What is the number of lines in these entries that include "posledních"? Write that number and no other text.

Task input —
[BEGIN]

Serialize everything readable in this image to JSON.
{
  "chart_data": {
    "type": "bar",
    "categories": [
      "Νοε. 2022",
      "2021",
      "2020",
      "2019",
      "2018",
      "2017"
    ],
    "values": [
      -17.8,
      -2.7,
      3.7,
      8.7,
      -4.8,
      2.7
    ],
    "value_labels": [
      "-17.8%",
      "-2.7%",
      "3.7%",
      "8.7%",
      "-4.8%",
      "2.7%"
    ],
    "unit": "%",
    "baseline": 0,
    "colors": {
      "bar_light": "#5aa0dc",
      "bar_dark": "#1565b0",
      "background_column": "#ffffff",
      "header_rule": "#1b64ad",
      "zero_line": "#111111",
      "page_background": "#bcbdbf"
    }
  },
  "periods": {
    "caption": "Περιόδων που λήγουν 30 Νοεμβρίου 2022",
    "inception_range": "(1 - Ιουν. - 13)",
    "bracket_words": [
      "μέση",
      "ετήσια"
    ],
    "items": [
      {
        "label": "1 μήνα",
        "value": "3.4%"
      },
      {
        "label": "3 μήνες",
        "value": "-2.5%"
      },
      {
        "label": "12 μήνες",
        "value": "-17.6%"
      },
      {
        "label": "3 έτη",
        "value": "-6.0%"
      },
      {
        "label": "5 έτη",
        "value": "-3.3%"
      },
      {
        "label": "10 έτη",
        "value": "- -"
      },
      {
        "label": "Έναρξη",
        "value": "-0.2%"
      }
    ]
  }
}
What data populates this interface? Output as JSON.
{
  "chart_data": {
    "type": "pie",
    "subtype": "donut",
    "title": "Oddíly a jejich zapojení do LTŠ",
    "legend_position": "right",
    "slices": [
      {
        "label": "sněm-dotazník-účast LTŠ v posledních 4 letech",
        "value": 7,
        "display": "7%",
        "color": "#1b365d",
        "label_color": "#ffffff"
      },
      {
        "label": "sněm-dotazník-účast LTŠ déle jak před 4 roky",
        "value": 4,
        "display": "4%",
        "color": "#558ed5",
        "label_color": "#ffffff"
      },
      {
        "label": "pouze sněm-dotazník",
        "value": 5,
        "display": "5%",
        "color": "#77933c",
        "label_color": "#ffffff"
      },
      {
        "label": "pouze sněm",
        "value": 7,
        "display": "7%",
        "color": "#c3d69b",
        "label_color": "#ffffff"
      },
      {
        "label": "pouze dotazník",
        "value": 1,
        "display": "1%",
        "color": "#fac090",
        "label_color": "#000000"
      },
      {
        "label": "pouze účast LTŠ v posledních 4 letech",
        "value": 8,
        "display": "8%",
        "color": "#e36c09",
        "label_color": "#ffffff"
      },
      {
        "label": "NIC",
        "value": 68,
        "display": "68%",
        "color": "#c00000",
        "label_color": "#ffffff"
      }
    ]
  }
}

[END]

Complete output — 2